● Problem to solve: Each line containing the word "Contains" must be collected.

Rows from a figure dataset
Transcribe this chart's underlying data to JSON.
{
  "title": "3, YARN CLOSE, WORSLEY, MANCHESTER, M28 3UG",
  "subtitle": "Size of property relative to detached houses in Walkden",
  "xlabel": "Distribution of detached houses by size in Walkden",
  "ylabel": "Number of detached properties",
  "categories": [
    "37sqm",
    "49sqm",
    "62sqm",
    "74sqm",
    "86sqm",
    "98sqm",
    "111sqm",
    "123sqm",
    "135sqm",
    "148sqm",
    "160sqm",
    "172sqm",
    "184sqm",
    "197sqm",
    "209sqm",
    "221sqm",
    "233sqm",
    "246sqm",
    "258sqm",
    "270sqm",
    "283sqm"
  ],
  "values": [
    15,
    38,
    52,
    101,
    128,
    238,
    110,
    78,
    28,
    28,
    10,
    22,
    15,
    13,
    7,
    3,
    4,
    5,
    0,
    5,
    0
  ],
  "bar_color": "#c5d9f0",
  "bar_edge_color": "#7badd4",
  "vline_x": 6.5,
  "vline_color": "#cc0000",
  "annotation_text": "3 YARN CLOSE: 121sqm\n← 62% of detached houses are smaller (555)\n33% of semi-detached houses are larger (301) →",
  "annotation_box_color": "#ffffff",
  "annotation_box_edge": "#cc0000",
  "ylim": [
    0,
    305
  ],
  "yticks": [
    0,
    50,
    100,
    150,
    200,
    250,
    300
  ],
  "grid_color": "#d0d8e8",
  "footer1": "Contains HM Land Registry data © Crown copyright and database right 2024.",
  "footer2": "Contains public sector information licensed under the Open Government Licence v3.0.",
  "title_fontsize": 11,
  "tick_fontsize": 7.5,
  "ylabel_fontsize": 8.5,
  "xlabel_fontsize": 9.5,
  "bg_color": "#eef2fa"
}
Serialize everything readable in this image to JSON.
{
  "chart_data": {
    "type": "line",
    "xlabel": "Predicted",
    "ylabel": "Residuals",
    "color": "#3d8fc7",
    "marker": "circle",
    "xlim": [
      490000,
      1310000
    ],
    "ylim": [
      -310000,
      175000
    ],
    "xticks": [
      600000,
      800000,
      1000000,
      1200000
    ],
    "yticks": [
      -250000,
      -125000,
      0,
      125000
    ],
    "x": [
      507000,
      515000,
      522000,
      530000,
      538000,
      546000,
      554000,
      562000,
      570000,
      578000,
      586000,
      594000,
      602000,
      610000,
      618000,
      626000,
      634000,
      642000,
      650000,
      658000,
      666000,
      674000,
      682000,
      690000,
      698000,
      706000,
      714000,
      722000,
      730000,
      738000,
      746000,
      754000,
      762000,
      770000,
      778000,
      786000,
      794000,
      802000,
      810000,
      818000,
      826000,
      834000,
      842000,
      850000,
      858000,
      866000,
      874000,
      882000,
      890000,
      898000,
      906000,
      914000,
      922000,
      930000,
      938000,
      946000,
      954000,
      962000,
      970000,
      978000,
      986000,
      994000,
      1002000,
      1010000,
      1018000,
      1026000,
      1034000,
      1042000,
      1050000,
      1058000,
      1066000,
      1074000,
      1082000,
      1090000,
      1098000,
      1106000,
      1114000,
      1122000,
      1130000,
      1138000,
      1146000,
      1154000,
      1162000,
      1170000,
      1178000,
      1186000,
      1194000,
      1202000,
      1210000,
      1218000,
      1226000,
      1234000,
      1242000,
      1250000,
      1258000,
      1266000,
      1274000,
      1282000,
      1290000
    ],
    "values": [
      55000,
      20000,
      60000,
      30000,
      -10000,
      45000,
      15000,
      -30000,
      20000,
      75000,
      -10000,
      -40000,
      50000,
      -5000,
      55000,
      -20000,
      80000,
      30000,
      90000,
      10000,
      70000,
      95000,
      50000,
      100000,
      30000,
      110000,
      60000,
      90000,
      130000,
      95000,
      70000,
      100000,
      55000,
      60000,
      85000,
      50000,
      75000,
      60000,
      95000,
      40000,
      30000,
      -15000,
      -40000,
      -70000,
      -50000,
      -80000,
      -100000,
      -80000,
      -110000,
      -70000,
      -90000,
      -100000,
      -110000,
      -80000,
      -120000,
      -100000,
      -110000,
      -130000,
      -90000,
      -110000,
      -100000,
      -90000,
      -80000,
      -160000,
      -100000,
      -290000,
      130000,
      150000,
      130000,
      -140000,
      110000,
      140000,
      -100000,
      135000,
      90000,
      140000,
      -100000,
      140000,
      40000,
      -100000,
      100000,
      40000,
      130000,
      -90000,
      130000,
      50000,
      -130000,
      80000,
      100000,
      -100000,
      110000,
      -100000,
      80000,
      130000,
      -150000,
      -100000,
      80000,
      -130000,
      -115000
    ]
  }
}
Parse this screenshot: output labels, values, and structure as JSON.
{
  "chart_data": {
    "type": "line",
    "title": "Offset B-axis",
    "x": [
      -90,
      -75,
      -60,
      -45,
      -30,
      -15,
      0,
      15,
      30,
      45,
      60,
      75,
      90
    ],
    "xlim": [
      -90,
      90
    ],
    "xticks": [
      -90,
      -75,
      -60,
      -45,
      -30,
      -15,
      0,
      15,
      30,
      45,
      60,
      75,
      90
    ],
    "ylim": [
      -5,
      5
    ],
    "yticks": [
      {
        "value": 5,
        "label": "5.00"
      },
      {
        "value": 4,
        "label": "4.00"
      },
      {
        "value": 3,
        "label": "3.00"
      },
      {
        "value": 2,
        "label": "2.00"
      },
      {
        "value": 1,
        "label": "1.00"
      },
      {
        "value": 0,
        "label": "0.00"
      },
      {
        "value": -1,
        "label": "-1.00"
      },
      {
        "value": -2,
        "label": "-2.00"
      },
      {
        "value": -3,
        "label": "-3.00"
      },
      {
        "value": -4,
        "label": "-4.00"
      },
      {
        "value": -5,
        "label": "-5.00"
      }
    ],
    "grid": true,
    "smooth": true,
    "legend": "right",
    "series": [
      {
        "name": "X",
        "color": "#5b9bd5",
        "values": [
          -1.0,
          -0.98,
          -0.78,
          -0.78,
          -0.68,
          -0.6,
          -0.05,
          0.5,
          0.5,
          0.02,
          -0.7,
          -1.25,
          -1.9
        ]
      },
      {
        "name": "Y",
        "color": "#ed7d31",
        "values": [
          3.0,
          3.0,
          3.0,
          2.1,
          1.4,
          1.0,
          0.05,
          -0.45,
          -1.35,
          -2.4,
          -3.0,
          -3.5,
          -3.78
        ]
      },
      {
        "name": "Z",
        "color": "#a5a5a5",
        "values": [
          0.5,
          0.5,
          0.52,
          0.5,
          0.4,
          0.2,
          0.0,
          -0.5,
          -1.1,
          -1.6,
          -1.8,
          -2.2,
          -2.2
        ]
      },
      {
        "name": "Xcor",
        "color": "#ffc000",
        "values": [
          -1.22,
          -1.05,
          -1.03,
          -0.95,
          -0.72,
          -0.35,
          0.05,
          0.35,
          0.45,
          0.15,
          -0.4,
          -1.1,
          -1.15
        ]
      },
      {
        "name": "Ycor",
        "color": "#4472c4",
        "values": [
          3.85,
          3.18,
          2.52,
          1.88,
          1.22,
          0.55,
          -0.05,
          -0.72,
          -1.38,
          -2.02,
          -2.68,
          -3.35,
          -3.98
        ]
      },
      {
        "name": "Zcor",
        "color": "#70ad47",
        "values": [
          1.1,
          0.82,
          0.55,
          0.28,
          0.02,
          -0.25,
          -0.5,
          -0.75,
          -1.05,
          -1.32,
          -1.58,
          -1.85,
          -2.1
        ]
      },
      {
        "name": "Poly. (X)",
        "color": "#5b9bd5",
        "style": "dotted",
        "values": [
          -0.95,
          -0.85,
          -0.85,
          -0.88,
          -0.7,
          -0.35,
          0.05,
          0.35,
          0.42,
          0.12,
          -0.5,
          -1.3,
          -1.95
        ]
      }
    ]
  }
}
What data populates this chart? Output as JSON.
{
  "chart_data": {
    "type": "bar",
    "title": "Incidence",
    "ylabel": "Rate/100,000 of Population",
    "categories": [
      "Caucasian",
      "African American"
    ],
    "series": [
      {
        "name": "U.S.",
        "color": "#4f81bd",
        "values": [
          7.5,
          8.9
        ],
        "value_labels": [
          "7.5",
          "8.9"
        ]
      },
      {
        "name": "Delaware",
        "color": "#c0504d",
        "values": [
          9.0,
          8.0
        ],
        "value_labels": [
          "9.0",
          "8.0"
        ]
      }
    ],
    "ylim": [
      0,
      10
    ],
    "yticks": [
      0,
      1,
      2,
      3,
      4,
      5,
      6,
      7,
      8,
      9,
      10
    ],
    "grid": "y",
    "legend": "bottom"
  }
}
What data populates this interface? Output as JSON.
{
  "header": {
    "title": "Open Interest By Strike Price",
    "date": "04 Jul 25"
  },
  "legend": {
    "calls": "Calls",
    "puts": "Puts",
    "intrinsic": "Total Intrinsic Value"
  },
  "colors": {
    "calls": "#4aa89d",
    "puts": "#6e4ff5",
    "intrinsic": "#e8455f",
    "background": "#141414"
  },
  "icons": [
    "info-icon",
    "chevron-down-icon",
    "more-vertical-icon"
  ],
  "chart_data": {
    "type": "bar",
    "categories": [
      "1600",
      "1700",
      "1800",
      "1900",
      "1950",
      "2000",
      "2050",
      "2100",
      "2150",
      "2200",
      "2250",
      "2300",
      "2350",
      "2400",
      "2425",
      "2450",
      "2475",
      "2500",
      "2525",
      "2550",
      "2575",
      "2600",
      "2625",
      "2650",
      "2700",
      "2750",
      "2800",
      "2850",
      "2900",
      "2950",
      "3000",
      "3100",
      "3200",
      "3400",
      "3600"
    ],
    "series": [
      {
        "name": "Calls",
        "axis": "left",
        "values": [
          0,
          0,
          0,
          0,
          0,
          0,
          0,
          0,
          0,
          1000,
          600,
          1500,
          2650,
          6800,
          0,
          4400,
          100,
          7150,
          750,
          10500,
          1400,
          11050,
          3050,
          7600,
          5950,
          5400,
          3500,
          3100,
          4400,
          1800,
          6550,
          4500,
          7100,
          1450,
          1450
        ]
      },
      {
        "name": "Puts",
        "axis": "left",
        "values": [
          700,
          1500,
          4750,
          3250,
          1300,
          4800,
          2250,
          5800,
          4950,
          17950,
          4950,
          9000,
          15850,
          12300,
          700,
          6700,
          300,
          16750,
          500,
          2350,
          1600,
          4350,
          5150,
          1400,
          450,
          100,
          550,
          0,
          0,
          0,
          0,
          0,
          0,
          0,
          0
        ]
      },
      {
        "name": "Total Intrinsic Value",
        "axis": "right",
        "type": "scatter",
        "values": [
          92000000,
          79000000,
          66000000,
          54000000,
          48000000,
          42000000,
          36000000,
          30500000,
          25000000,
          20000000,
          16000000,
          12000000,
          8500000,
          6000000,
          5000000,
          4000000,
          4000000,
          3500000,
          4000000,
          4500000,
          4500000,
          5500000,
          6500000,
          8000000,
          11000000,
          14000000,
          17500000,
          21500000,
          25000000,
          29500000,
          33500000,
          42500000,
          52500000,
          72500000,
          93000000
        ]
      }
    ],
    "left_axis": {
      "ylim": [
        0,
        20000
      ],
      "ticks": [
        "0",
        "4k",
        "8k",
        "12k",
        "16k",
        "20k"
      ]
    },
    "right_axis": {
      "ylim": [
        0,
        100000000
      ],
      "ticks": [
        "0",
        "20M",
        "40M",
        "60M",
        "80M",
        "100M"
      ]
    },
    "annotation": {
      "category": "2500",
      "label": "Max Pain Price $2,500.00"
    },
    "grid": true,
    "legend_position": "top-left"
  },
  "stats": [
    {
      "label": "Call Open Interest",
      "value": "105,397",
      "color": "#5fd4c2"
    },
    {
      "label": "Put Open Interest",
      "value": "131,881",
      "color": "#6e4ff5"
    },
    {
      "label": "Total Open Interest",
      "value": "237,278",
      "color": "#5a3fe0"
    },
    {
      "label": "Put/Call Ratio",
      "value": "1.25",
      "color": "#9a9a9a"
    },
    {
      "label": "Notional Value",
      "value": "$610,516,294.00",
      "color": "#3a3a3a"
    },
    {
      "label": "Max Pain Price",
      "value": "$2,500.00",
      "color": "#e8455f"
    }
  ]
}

● Correct response:
  "footer1": "Contains HM Land Registry data © Crown copyright and database right 2024.",
  "footer2": "Contains public sector information licensed under the Open Government Licence v3.0.",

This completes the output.